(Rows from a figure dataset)
━━━

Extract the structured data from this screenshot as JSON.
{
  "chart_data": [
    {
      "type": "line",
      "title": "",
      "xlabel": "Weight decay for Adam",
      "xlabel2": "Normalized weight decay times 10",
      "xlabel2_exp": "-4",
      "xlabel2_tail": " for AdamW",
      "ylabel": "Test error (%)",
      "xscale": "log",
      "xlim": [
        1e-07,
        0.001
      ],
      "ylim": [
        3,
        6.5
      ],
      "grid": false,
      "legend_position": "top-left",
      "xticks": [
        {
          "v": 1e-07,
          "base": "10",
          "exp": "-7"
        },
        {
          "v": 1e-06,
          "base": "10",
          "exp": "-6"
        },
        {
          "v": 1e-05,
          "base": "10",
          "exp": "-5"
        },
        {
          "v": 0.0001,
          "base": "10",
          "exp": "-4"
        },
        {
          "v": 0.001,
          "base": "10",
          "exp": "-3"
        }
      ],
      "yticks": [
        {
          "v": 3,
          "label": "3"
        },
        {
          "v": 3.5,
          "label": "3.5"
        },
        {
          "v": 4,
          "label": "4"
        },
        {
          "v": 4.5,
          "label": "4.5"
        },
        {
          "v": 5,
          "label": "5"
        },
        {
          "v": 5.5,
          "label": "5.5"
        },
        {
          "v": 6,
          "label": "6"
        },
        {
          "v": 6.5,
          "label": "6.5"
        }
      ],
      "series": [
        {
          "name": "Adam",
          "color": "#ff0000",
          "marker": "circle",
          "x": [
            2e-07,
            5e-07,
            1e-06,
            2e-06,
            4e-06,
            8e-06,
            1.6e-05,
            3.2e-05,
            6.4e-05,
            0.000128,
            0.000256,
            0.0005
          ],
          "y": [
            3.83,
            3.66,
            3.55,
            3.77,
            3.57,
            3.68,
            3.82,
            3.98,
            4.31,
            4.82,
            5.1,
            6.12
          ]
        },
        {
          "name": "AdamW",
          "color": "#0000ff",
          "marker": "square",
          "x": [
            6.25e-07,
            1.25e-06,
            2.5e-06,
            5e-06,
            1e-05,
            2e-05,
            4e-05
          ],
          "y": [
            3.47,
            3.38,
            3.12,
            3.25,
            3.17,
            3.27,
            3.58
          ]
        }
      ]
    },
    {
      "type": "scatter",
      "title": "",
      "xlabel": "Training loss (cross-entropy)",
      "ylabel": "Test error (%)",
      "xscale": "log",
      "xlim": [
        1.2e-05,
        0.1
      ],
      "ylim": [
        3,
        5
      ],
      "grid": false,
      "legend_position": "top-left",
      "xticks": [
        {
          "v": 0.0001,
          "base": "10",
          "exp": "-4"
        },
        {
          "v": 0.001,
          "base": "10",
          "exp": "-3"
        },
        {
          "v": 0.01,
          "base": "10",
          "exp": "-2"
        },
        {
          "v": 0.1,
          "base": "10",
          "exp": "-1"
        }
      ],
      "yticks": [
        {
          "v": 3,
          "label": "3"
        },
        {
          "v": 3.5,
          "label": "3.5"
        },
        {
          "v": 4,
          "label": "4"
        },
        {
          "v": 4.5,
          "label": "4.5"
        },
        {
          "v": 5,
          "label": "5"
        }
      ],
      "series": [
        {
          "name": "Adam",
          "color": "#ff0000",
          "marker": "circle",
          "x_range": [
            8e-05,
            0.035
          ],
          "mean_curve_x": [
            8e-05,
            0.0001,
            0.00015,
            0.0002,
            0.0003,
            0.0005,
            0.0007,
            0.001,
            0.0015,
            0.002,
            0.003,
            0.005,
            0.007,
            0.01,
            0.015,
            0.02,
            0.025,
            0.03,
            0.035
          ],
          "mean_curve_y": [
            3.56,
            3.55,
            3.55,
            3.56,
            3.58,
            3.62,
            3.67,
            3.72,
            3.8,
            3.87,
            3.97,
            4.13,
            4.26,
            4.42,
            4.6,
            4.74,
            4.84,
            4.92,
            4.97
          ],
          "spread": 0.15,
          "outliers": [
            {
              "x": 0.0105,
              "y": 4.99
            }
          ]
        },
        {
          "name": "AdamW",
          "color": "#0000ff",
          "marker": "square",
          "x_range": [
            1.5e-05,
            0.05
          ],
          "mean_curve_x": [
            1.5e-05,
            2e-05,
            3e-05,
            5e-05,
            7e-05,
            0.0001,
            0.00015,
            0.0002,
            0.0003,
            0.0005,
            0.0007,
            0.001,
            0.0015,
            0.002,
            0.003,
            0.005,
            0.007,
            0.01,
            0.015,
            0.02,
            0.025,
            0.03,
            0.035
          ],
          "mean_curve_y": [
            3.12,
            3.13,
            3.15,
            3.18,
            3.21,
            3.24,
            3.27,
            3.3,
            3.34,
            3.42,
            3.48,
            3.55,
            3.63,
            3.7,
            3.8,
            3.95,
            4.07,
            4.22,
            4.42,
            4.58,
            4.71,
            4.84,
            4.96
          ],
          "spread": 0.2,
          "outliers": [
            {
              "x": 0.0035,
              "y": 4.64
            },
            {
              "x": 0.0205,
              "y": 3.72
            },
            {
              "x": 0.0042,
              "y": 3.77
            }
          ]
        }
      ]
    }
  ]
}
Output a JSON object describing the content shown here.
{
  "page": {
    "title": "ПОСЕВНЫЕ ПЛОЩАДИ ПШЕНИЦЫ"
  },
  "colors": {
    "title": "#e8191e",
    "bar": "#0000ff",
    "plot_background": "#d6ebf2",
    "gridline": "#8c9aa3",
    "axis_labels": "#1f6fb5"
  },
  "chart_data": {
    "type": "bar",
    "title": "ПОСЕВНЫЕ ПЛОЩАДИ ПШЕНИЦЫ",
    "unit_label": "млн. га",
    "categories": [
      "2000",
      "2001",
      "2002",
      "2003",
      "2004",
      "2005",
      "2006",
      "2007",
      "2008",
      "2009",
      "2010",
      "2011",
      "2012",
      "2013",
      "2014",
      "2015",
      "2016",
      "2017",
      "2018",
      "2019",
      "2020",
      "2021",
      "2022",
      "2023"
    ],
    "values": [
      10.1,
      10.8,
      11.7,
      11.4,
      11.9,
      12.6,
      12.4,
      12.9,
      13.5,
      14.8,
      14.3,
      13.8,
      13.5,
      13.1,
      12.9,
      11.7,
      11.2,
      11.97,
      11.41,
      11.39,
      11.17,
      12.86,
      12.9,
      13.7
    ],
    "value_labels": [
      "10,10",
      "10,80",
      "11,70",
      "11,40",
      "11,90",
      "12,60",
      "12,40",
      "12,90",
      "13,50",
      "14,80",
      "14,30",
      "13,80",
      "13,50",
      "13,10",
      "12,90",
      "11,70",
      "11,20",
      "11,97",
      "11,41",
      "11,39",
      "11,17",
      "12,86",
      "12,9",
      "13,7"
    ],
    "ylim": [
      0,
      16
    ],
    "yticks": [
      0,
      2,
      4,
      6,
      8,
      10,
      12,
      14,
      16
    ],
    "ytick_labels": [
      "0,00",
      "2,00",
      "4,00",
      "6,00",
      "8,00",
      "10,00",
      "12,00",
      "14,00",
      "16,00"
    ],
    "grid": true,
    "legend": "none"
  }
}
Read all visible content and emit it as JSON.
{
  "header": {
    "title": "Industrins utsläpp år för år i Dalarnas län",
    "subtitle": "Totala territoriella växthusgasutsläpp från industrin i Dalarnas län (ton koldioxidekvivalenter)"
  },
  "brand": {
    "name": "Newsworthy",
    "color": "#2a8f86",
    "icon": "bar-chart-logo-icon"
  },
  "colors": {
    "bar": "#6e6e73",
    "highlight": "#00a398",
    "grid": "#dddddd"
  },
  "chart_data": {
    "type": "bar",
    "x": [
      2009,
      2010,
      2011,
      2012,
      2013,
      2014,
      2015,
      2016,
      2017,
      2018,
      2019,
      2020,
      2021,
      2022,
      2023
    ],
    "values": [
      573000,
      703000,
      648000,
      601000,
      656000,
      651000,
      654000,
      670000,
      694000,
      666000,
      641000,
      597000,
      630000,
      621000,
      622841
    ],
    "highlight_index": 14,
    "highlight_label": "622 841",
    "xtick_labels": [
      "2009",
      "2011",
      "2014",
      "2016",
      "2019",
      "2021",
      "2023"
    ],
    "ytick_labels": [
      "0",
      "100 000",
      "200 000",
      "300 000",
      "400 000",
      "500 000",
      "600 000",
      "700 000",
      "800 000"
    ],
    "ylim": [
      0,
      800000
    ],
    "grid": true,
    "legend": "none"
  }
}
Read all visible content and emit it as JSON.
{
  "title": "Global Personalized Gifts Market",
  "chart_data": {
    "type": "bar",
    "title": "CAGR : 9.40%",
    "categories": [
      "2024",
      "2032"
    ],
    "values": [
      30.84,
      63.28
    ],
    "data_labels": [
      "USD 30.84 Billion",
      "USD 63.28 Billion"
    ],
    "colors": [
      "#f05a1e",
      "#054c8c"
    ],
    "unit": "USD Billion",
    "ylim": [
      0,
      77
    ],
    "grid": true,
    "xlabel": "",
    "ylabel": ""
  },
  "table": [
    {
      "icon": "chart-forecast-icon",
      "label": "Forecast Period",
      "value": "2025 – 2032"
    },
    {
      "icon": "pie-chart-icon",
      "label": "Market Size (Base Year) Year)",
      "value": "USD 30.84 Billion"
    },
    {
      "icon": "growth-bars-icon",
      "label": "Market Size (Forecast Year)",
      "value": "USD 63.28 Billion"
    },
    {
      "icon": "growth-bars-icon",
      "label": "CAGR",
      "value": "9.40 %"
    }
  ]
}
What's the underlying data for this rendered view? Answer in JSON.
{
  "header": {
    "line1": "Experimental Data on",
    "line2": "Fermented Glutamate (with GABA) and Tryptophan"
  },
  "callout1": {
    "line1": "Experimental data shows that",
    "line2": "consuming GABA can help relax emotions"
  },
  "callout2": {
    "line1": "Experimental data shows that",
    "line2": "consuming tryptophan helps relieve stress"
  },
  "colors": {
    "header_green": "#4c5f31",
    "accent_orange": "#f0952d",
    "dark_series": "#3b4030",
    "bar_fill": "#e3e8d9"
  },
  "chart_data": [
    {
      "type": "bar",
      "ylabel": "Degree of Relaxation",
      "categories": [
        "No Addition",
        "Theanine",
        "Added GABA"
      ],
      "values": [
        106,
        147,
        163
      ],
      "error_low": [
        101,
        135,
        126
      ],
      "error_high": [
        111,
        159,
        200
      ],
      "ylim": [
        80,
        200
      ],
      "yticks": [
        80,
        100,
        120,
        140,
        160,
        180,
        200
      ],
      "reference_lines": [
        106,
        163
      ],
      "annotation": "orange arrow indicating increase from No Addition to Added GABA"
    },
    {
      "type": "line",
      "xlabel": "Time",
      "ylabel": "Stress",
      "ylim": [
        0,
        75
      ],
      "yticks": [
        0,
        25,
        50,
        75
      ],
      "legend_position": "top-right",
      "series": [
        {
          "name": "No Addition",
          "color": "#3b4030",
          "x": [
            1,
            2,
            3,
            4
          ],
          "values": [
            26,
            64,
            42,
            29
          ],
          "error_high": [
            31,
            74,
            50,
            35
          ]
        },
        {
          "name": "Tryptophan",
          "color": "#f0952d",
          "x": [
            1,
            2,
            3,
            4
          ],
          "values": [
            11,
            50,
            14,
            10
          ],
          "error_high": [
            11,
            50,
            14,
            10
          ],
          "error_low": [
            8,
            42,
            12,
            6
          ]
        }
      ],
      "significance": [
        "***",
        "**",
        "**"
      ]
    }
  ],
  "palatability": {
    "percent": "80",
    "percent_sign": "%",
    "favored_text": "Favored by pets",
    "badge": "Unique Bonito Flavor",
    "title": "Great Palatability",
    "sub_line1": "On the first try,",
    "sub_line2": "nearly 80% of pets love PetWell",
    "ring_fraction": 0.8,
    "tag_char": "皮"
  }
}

━━━

(PROBLEM TO WORK ON):
Gather each line in the data that holds the string "pets".

(SOLUTION TO THIS PROBLEM):
    "favored_text": "Favored by pets",
    "sub_line2": "nearly 80% of pets love PetWell",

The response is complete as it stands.